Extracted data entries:

○ ○ ○ ○ ○ ○ ○

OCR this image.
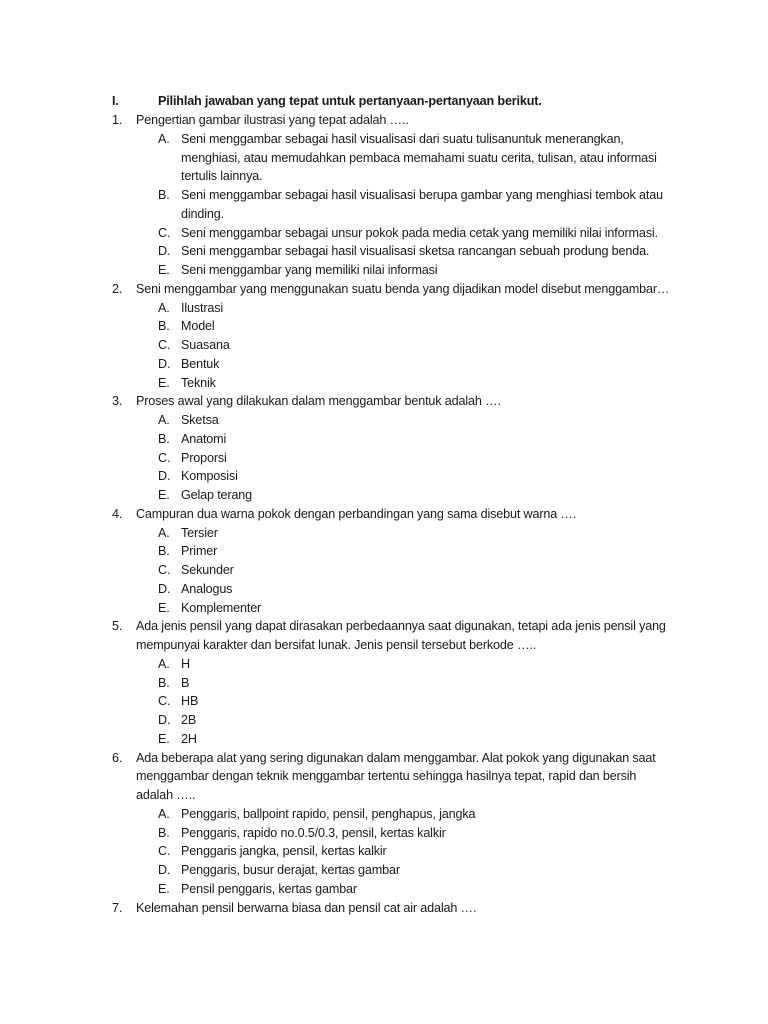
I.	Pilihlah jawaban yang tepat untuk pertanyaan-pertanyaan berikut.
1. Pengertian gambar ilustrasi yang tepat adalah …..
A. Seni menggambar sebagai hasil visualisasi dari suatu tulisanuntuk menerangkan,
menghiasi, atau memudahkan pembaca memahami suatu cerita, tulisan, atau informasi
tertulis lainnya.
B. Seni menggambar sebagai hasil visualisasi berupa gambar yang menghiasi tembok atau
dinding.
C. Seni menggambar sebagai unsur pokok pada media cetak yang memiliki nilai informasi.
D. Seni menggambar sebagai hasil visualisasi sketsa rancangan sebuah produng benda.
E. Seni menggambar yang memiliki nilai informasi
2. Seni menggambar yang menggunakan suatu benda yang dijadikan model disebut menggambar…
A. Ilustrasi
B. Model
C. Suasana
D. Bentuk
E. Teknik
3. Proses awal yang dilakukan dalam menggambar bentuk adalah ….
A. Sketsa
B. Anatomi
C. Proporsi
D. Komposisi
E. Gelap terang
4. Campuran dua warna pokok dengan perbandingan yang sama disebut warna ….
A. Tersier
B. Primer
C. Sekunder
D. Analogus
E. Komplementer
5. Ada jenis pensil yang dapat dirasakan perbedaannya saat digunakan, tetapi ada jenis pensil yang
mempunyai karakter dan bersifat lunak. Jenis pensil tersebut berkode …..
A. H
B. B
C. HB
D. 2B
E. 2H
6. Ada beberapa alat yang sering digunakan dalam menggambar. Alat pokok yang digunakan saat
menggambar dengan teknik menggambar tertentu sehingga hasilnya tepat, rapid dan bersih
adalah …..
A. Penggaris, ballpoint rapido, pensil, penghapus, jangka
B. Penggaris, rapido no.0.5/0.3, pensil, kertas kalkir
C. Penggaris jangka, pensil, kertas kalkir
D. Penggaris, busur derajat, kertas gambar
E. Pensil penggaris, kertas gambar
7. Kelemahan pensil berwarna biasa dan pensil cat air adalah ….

○ ○ ○ ○ ○ ○ ○

• WHAT YOU WILL DO:
Tell how many lines above contain the word "atau". Give the number alone.

• COMPLETE RESPONSE:
2